Determine how many lines contain the string "Water", then reply with that figure only.

Excerpts from a figure dataset

## Start

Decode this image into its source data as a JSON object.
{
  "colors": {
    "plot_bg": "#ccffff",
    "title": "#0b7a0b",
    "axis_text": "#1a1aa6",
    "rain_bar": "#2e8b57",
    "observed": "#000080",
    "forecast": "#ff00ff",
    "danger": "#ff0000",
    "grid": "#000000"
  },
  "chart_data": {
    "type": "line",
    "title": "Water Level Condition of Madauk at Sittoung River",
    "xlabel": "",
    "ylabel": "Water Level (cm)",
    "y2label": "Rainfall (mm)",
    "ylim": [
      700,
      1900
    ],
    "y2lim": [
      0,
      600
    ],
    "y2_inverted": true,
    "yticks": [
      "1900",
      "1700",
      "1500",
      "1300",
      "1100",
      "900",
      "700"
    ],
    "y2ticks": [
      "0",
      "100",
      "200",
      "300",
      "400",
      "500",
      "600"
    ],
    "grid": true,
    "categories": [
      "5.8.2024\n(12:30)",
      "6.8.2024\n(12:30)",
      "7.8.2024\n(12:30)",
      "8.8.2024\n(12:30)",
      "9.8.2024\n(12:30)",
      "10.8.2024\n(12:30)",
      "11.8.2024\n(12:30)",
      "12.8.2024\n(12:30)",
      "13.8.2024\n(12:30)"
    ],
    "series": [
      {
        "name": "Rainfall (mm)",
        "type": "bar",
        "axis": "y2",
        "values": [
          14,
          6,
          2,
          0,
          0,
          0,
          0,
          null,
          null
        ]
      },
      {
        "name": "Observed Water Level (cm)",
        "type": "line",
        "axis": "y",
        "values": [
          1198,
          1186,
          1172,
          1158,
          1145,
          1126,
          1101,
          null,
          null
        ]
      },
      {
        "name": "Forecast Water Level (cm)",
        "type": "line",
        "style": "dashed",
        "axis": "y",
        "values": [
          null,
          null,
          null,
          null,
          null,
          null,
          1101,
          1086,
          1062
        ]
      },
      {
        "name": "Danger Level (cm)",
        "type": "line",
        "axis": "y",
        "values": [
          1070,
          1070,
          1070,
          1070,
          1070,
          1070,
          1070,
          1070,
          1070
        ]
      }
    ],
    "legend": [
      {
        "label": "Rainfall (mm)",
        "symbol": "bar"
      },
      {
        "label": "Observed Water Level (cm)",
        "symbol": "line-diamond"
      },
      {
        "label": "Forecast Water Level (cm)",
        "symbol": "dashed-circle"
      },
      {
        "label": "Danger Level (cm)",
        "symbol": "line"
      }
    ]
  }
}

## End

■ OUTPUT FOR THIS TASK ■
6